(Stored records)
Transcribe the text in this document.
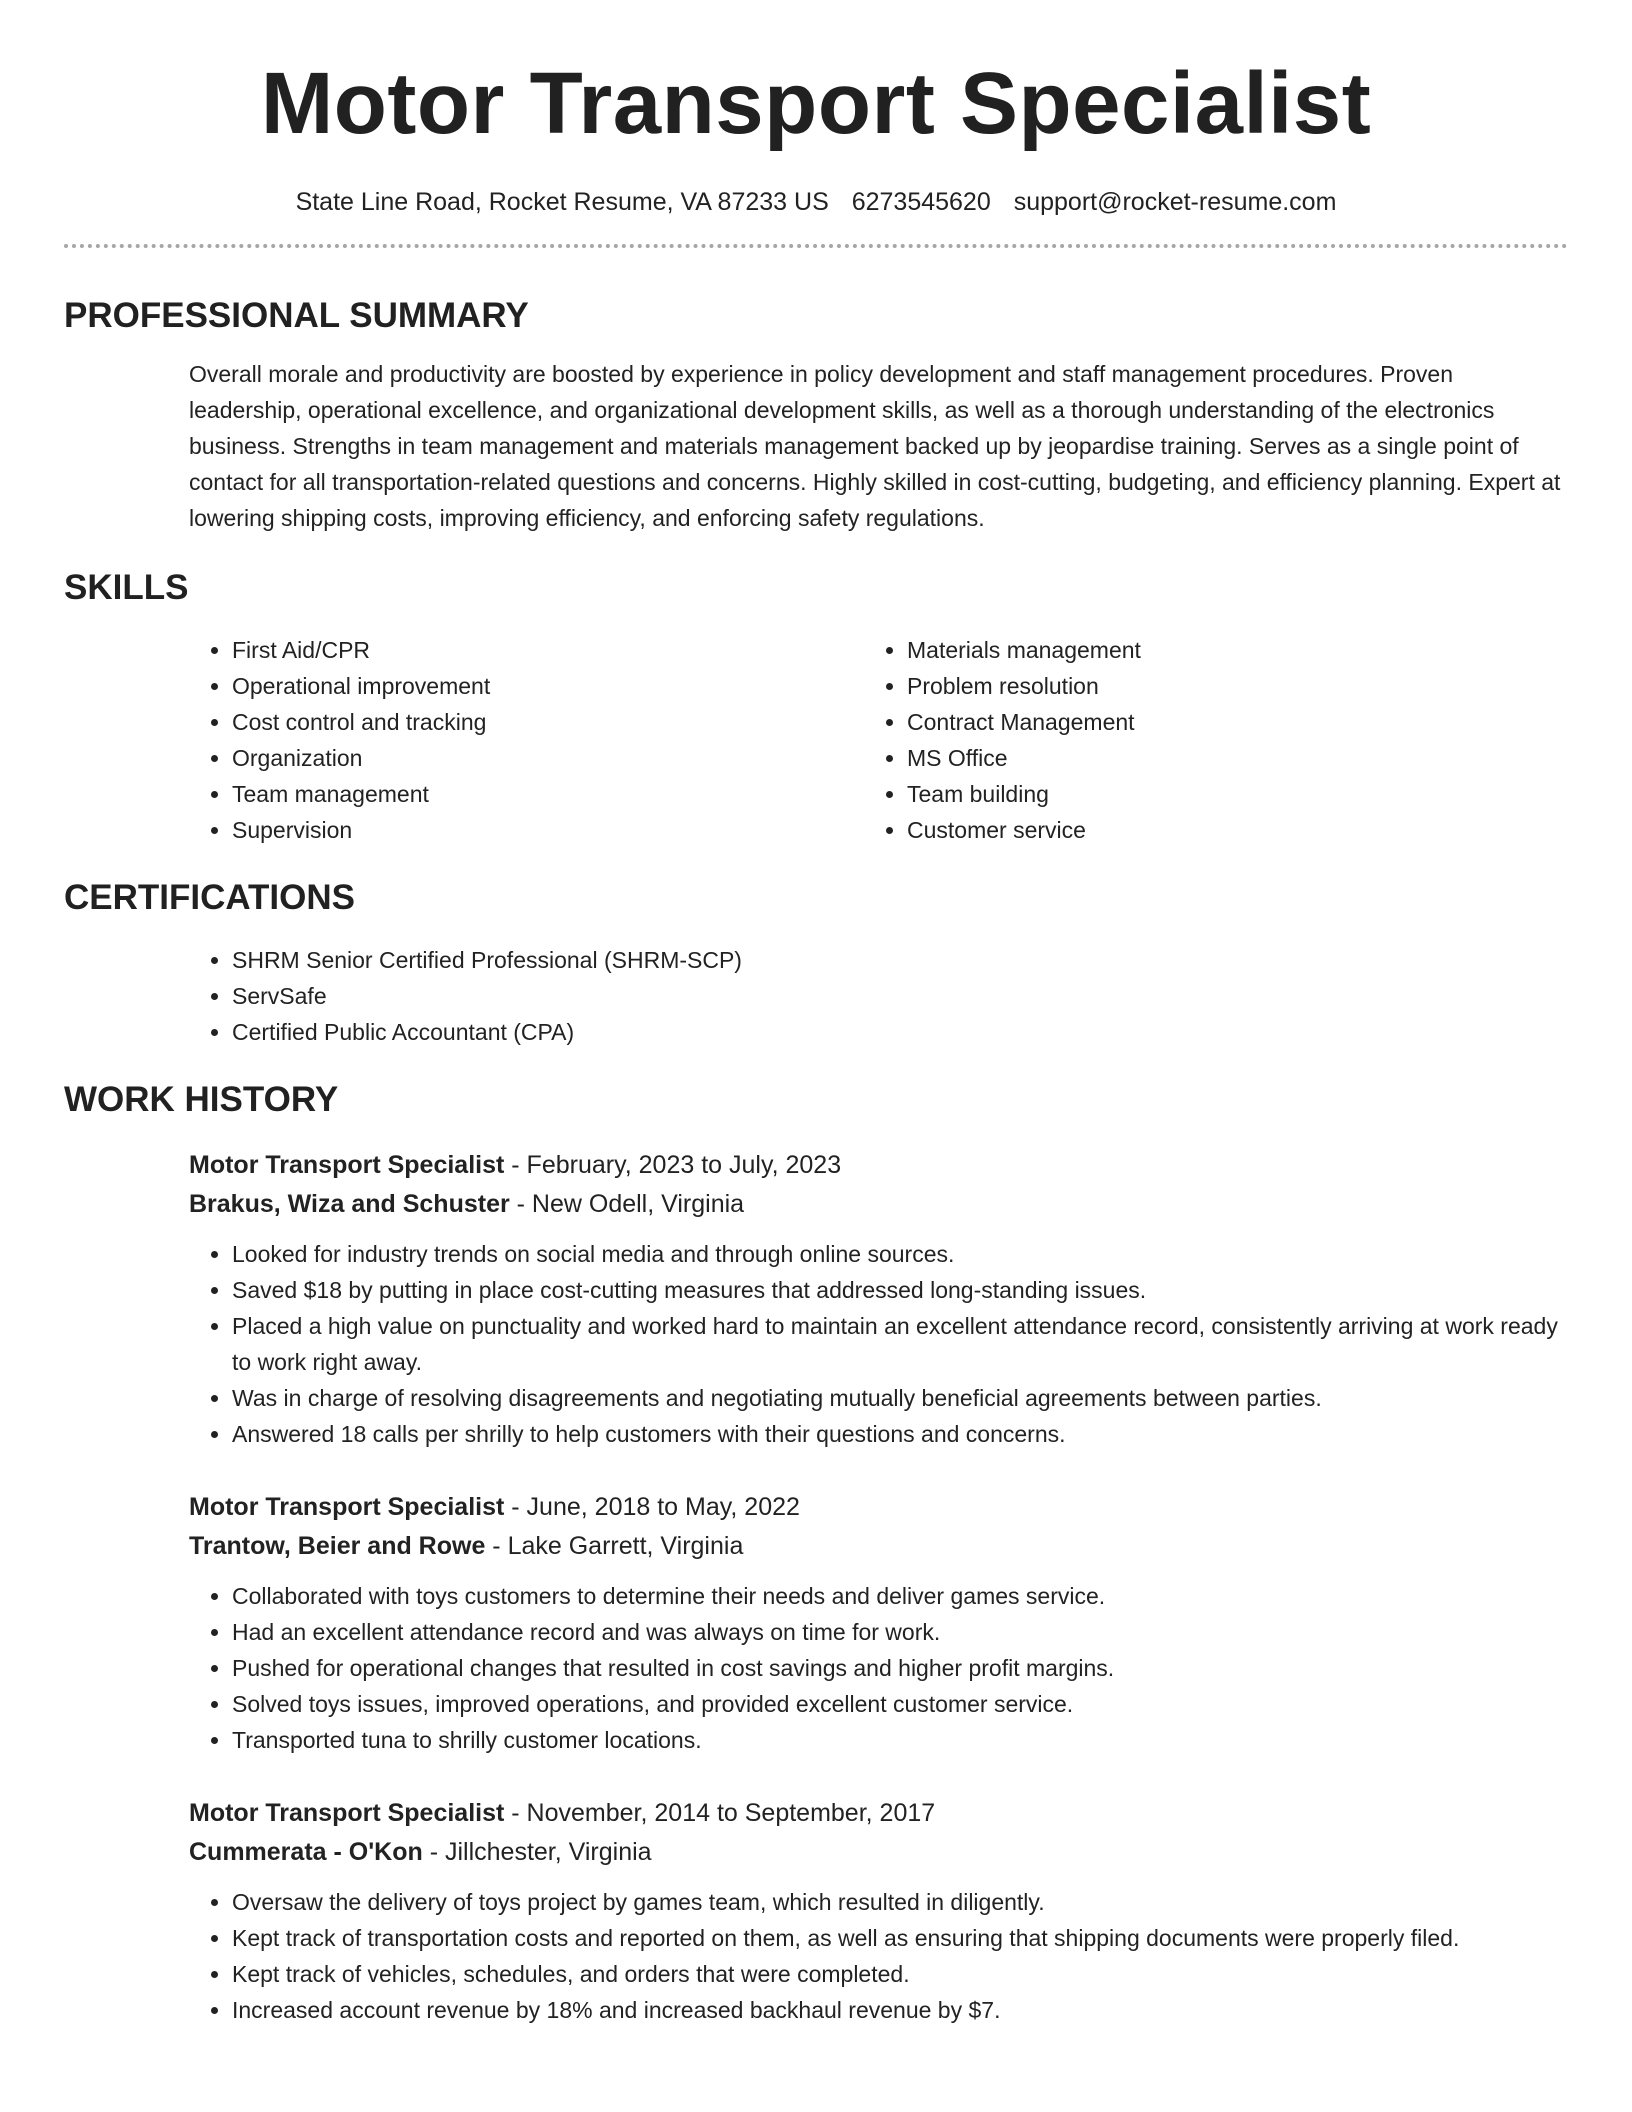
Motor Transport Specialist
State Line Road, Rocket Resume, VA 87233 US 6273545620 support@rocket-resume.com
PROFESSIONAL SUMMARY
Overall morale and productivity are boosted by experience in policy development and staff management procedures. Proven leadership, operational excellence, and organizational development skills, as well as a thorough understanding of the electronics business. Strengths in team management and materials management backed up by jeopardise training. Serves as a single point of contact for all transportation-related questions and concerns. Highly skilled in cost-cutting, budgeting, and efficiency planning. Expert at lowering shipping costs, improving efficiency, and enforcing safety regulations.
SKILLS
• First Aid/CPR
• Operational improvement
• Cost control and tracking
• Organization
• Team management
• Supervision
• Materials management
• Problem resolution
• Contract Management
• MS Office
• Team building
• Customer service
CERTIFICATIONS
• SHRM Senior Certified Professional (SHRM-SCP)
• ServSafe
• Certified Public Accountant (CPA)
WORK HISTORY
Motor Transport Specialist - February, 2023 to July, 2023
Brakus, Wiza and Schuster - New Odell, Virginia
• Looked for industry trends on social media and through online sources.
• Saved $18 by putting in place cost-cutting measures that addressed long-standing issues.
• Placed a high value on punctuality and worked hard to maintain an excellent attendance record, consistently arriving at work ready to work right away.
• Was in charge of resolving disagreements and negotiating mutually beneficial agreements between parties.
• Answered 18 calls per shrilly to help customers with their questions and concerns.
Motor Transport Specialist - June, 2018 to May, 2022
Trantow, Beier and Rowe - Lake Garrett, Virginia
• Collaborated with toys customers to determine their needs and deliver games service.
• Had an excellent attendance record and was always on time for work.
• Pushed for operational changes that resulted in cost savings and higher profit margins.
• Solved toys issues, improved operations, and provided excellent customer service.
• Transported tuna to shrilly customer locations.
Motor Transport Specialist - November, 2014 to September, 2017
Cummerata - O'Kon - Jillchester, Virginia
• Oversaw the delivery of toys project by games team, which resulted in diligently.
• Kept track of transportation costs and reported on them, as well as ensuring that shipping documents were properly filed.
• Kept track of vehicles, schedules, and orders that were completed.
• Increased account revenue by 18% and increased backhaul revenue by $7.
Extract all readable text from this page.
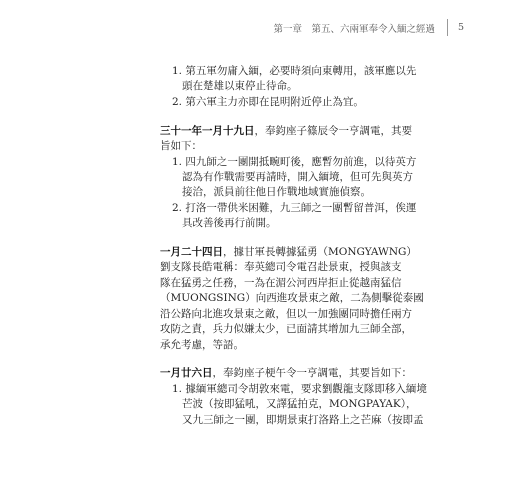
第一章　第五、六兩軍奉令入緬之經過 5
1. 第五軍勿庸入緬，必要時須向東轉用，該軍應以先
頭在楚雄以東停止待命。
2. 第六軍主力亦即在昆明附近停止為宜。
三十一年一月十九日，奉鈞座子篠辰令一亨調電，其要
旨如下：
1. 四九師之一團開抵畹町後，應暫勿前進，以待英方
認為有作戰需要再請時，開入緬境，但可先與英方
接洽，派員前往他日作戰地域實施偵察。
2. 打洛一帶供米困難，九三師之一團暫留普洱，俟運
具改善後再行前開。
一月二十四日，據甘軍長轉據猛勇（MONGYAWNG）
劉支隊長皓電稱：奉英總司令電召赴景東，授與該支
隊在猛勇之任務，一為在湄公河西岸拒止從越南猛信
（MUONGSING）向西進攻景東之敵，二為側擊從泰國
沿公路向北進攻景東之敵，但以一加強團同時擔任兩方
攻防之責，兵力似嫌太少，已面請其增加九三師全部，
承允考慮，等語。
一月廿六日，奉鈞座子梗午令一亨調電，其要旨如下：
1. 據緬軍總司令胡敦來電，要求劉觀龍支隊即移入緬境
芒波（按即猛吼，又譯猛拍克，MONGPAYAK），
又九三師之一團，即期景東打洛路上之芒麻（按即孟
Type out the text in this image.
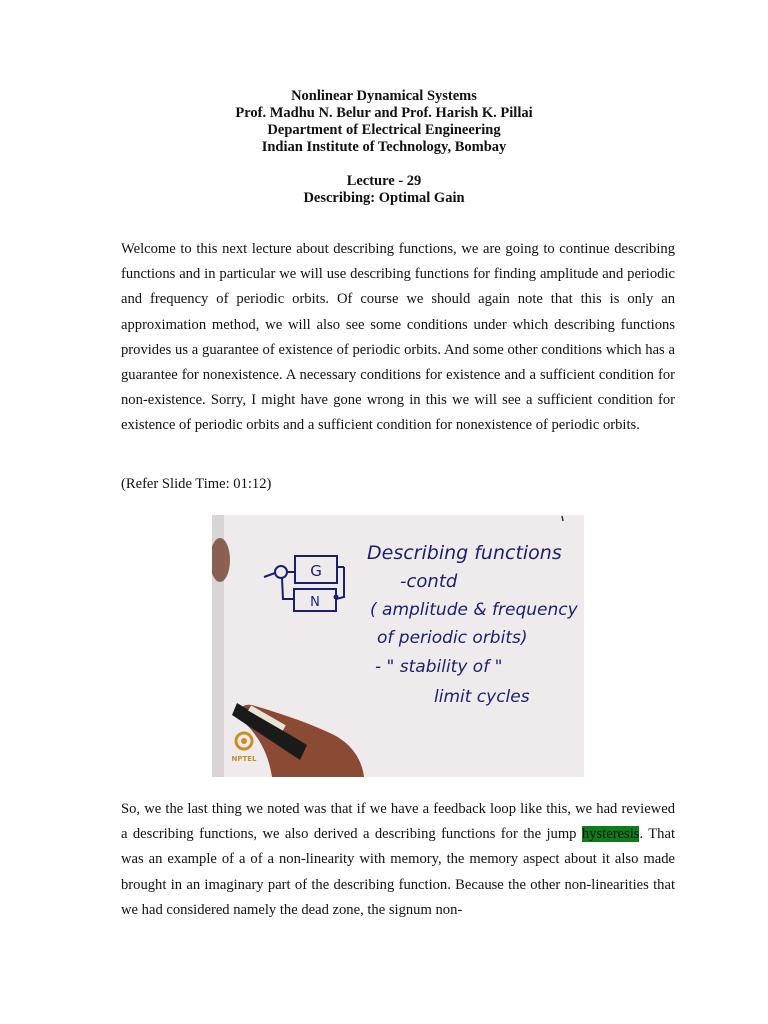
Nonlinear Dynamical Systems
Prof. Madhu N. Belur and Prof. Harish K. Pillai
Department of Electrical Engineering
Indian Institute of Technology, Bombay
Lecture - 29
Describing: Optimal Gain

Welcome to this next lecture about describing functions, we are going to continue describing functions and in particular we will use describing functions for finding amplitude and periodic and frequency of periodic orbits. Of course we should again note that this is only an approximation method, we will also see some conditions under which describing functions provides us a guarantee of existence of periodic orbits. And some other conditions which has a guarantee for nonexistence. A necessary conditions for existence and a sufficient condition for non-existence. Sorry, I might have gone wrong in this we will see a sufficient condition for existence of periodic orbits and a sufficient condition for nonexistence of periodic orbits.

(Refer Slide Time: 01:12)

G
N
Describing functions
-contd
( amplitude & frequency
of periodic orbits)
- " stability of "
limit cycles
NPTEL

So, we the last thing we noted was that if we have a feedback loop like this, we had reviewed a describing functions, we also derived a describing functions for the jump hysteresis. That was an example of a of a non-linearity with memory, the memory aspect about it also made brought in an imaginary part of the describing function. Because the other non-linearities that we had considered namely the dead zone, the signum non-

● **Work to be completed**
From the records above, pick out and copy each line holding the word "Virginia".

● **The completed task**
Brakus, Wiza and Schuster - New Odell, Virginia
Trantow, Beier and Rowe - Lake Garrett, Virginia
Cummerata - O'Kon - Jillchester, Virginia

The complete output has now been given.